> _PROBLEM REQUIREMENTS_
Extract all data as written.

> _RECORD EXTRACTS_
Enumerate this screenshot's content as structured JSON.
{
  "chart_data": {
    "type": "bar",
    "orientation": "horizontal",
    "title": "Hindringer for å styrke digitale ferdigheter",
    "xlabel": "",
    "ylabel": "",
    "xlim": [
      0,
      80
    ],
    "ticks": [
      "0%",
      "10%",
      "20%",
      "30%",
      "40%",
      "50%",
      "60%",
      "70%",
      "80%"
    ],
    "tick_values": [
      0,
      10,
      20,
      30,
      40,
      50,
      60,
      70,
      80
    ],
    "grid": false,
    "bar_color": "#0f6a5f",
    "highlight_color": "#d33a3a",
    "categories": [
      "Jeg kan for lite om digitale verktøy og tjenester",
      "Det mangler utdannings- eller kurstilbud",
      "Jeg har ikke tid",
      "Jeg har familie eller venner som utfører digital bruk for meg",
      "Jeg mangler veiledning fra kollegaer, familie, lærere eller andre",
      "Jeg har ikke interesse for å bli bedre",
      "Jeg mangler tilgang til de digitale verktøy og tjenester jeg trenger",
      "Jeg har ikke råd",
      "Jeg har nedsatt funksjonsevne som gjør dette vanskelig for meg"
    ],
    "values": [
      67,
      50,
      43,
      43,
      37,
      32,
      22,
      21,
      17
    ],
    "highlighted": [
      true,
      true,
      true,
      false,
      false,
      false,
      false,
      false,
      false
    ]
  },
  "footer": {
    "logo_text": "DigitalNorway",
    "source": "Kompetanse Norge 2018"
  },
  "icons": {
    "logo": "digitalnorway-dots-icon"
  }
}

> _TASK ANSWER_
Enumerate this screenshot's content as structured JSON.
{
  "chart_data": {
    "type": "bar",
    "orientation": "horizontal",
    "title": "Hindringer for å styrke digitale ferdigheter",
    "xlabel": "",
    "ylabel": "",
    "xlim": [
      0,
      80
    ],
    "ticks": [
      "0%",
      "10%",
      "20%",
      "30%",
      "40%",
      "50%",
      "60%",
      "70%",
      "80%"
    ],
    "tick_values": [
      0,
      10,
      20,
      30,
      40,
      50,
      60,
      70,
      80
    ],
    "grid": false,
    "bar_color": "#0f6a5f",
    "highlight_color": "#d33a3a",
    "categories": [
      "Jeg kan for lite om digitale verktøy og tjenester",
      "Det mangler utdannings- eller kurstilbud",
      "Jeg har ikke tid",
      "Jeg har familie eller venner som utfører digital bruk for meg",
      "Jeg mangler veiledning fra kollegaer, familie, lærere eller andre",
      "Jeg har ikke interesse for å bli bedre",
      "Jeg mangler tilgang til de digitale verktøy og tjenester jeg trenger",
      "Jeg har ikke råd",
      "Jeg har nedsatt funksjonsevne som gjør dette vanskelig for meg"
    ],
    "values": [
      67,
      50,
      43,
      43,
      37,
      32,
      22,
      21,
      17
    ],
    "highlighted": [
      true,
      true,
      true,
      false,
      false,
      false,
      false,
      false,
      false
    ]
  },
  "footer": {
    "logo_text": "DigitalNorway",
    "source": "Kompetanse Norge 2018"
  },
  "icons": {
    "logo": "digitalnorway-dots-icon"
  }
}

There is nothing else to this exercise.